# Your tasks
A: From the section on file staging, quote the passage starting at "How a file is" and ending at "the stage time.".
B: According to the section on file staging, why does the staging directory use a stable layout instead of per-run UUIDs? Answer in one to three sentences.
C: Carry on the section on file staging from its last sentence.

# Source
━━━━━━━━━━━━━━━━━━━━━━━━━━━━━━
How a file is staged

When storage.staging is enabled and a source path matches a configured pattern, the source is copied to a local volume before the pipeline reads it. Each matched source maps to a stable, content-addressed set of files directly under the staging dir, deterministic across runs of the same source:

  • <source-id>.staged — the local copy the reader opens.
  • <source-id>.manifest.json — a sidecar recording the source’s identity: its path, modification time, size, the BLAKE3 content hash, and the stage time.
  • <source-id>.lock — a small advisory-lock file that serializes concurrent invocations staging the same source. It carries no data and persists between runs as the per-source coordination point, alongside the cached copy it guards.

<source-id> is derived from the source’s canonical path, so the same source always resolves to the same staged file. That stability is what makes the reuse cache work — a later run can find the prior copy — and it is why the layout is stable rather than per-run UUIDs.
━━━━━━━━━━━━━━━━━━━━━━━━━━━━━━
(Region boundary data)
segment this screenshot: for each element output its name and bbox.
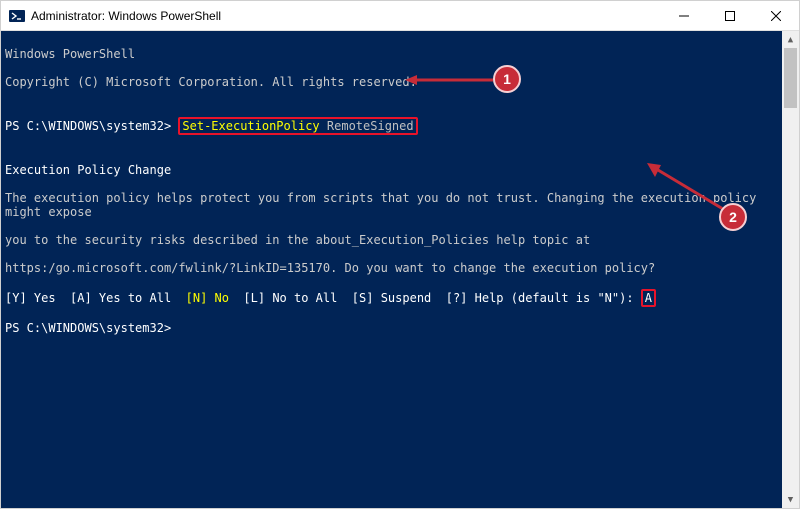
terminal-line: Copyright (C) Microsoft Corporation. All… <box>5 75 765 89</box>
prompt-text: PS C:\WINDOWS\system32> <box>5 119 178 133</box>
terminal-prompt-line: PS C:\WINDOWS\system32> Set-ExecutionPol… <box>5 117 765 135</box>
annotation-badge-2: 2 <box>719 203 747 231</box>
scroll-down-icon[interactable]: ▼ <box>782 491 799 508</box>
terminal-line: Windows PowerShell <box>5 47 765 61</box>
vertical-scrollbar[interactable]: ▲ ▼ <box>782 31 799 508</box>
terminal-line: you to the security risks described in t… <box>5 233 765 247</box>
terminal-prompt-line: PS C:\WINDOWS\system32> <box>5 321 765 335</box>
terminal-line: https:/go.microsoft.com/fwlink/?LinkID=1… <box>5 261 765 275</box>
terminal-options-line: [Y] Yes [A] Yes to All [N] No [L] No to … <box>5 289 765 307</box>
scroll-up-icon[interactable]: ▲ <box>782 31 799 48</box>
titlebar: Administrator: Windows PowerShell <box>1 1 799 31</box>
command-yellow: Set-ExecutionPolicy <box>182 119 319 133</box>
window-title: Administrator: Windows PowerShell <box>31 9 221 23</box>
annotation-badge-1: 1 <box>493 65 521 93</box>
powershell-icon <box>9 8 25 24</box>
maximize-button[interactable] <box>707 1 753 31</box>
terminal-line: The execution policy helps protect you f… <box>5 191 765 219</box>
options-default-n: [N] No <box>186 291 229 305</box>
minimize-button[interactable] <box>661 1 707 31</box>
options-post: [L] No to All [S] Suspend [?] Help (defa… <box>229 291 641 305</box>
close-button[interactable] <box>753 1 799 31</box>
user-input-a: A <box>645 291 652 305</box>
scrollbar-track[interactable] <box>782 48 799 491</box>
options-pre: [Y] Yes [A] Yes to All <box>5 291 186 305</box>
terminal-area[interactable]: Windows PowerShell Copyright (C) Microso… <box>1 31 799 508</box>
scrollbar-thumb[interactable] <box>784 48 797 108</box>
terminal-section-title: Execution Policy Change <box>5 163 765 177</box>
command-arg: RemoteSigned <box>320 119 414 133</box>
annotation-highlight-1: Set-ExecutionPolicy RemoteSigned <box>178 117 417 135</box>
annotation-highlight-2: A <box>641 289 656 307</box>
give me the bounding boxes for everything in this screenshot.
━━━━━━━━━━━━━━━━━━━━━━━━━━━━━━
# Final answers
A:
How a file is staged

When storage.staging is enabled and a source path matches a configured pattern, the source is copied to a local volume before the pipeline reads it. Each matched source maps to a stable, content-addressed set of files directly under the staging dir, deterministic across runs of the same source:

  • <source-id>.staged — the local copy the reader opens.
  • <source-id>.manifest.json — a sidecar recording the source’s identity: its path, modification time, size, the BLAKE3 content hash, and the stage time.

B: Each <source-id> is derived from the source's canonical path, so the same source always resolves to the same staged file. That stability lets a later run find the prior copy, which is what makes the reuse cache work.

C:
The copy is built to survive a crash at any point without leaving a corrupt or partial file a later run might trust. The five steps are ordered so that the only trustworthy state is one a crash cannot fabricate:

  1. Single-pass copy + hash. The source is read once in ~1 MiB chunks; each chunk is fed to both the BLAKE3 hasher and the destination file in the same pass. The copy never holds the whole file in memory, so it stays a memory-budget no-op regardless of file size.

  2. Atomic publish. Bytes are written to a <source-id>.<run>.partial temp file, flushed and fsync’d, then renamed to <source-id>.staged. A rename is an atomic replace on Linux, macOS, and Windows (Windows 10 1607+), so a reader scanning for .staged files sees either nothing or the complete file — never a half-written one. The <run> segment in the partial name keeps any two in-flight copies of one source on distinct temp files, and the per-source lock (see the staging cache) ensures only one of them ever runs at a time.

  3. Durable rename. On Linux/macOS the parent directory is fsync’d after the rename, because on ext4/xfs a rename is only crash-durable once the directory entry itself is flushed. On Windows the NTFS journal makes the rename durable, so there is no separate directory flush to do. (See Crash durability and the parent-directory fsync below for the full filesystem-journal reasoning.)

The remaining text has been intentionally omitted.